Key Experimental Results

Main Results (TSLib Zero-shot)

Benchmark Metric Olivia SEMPO Time-MoE_B Time-MoE_L Moirai_B
ETTh1 MSE 0.399 0.410 0.445 0.435 0.433
ETTh1 MAE 0.421 0.430 0.449 0.449 0.431
Weather MSE 0.247 0.248 0.279 0.318 0.312
Electricity MSE 0.188 0.196 0.207

Ablation Study

Configuration ETTh1 MSE Inference (s) Model Size (M)
HarmonicAttention 0.399 43.051 5.1
w/o Harmonizer 0.472
Full Attention 0.472
Linear Attention 0.412
Nyström Attention 0.488

Key Findings

  • Olivia achieves an average MSE reduction of 2.7% compared to SEMPO and 26.3% compared to the Time-MoE series on TSLib zero-shot.
  • On GluonTS, improvements of 11.6–32% in NRMSE were observed compared to SEMPO, and over 86% compared to Time-MoE.
  • The removal of the Harmonizer significantly worsens MSE (0.399 \(\to\) 0.472), validating the core value of PSD coordination.
  • HarmonicAttention gains performance from structural matching with PSD-consistent representations, rather than simple attention capacity.
  • Olivia has the smallest parameter count (5.1M vs. SEMPO 6.5M, Time-MoE_B 113M).

Highlights & Insights

  • PSD as a Fundamental Diagnostic Tool: Systematically introducing Power Spectral Density for heterogeneity diagnosis in time series foundation models is more operational than generic "domain adaptation."
  • Elegant Transformation of Second-Order Moment Structure: The dual theory of Propositions 1 and 2 skillfully transforms the seemingly un-optimizable PSD divergence problem into a block-diagonalization problem of second-order statistics—demonstrating how deep theoretical thinking guides model design.

Provided data.
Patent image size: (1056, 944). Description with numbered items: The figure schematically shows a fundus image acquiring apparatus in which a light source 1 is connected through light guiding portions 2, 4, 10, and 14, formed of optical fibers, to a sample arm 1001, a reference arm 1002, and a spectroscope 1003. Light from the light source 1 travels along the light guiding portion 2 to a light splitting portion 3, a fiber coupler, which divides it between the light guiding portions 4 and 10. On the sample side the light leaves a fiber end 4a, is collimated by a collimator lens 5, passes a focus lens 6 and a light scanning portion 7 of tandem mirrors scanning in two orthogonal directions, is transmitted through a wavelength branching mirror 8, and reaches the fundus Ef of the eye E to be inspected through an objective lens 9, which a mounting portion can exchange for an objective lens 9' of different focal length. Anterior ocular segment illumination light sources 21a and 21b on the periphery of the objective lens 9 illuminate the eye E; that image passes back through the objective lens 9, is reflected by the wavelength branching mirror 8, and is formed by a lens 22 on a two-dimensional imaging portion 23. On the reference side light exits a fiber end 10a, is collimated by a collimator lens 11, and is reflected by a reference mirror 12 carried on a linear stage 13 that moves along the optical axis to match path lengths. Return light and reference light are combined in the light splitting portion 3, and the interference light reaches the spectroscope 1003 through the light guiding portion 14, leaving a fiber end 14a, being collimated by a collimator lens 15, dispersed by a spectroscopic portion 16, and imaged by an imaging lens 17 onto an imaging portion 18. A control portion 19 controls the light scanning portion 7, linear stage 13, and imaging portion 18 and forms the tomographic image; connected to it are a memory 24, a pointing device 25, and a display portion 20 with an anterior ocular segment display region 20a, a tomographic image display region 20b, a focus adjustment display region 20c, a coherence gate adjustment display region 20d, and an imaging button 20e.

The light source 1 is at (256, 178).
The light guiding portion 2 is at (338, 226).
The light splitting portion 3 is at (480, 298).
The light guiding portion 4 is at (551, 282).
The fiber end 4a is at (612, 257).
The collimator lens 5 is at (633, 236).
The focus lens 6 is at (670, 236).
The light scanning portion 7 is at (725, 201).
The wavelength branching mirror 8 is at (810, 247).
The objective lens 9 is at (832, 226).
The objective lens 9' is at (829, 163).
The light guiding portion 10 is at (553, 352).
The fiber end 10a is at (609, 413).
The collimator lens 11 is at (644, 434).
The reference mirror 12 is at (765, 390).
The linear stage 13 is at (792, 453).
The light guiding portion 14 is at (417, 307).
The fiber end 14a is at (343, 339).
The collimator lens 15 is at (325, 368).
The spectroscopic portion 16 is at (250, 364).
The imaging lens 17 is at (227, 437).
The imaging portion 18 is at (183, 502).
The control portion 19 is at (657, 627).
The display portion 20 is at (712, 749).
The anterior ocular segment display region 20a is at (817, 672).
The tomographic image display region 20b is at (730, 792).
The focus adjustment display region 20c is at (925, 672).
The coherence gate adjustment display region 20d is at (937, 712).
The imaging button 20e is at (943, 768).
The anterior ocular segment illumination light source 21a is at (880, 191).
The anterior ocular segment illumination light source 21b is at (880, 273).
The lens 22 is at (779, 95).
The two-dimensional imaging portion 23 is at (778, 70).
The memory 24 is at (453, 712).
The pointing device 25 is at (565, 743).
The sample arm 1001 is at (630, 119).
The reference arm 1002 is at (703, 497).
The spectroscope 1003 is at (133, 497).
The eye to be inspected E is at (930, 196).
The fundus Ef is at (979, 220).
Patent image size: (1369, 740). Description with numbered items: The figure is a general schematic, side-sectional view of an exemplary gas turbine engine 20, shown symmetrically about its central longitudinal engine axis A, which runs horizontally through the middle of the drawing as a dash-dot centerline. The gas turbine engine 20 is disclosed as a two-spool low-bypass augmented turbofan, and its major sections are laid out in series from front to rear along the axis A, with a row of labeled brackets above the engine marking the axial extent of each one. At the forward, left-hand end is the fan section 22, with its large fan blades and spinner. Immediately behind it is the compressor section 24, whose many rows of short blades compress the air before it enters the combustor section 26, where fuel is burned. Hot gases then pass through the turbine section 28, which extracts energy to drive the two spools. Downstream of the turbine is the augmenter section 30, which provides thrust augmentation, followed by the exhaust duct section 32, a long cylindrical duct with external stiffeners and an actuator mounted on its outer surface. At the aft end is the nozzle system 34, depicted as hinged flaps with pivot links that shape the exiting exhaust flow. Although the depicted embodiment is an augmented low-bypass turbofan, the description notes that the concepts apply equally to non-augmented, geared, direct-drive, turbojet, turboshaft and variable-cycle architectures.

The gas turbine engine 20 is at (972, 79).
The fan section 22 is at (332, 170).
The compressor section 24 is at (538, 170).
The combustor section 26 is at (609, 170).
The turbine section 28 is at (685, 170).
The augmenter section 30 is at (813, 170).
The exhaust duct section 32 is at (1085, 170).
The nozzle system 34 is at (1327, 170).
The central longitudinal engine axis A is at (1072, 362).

What to do.
• a. Answer these questions using the experimental results summary:
(i) What average MSE reduction does Olivia achieve on TSLib zero-shot compared to the Time-MoE series?
(ii) In the ablation study, what ETTh1 MSE is listed for Linear Attention?
(iii) How many parameters does Olivia have, and how many does SEMPO have?
• b. Extend the experimental results summary on Olivia, picking up right after its final highlight about the dual theory of Propositions 1 and 2.

Answers by item.
• a.
(i) 26.3%
(ii) 0.412
(iii) Olivia has 5.1M parameters, and SEMPO has 6.5M.

• b.
  • Reusable Low-Dimensional Interaction Paradigm: HarmonicAttention achieves efficient global dependency modeling via a "resonator bottleneck," offering potential value to any domain requiring self-attention on long sequences.
  • Unification of Representation Learning and Computational Efficiency: Both are optimized simultaneously through PSD coordination—the Harmonizer improves representation learning while HarmonicAttention improves computational efficiency, serving as complements rather than trade-offs.

Limitations & Future Work

  • Inference latency is slightly high (constructing orthogonal matrices via Householder reflections introduces extra overhead, 43s vs. SEMPO 8s); more efficient orthogonal parameterizations (QR decomposition, Cayley transform) could be explored.
  • The theoretical relationship between the resonator hyperparameter \(M\) and the true signal rank \(r\) is bounded, but how to align them and how they vary across datasets is not fully discussed.
  • Applicability to heterogeneous downstream tasks (classification, anomaly detection) remains to be verified.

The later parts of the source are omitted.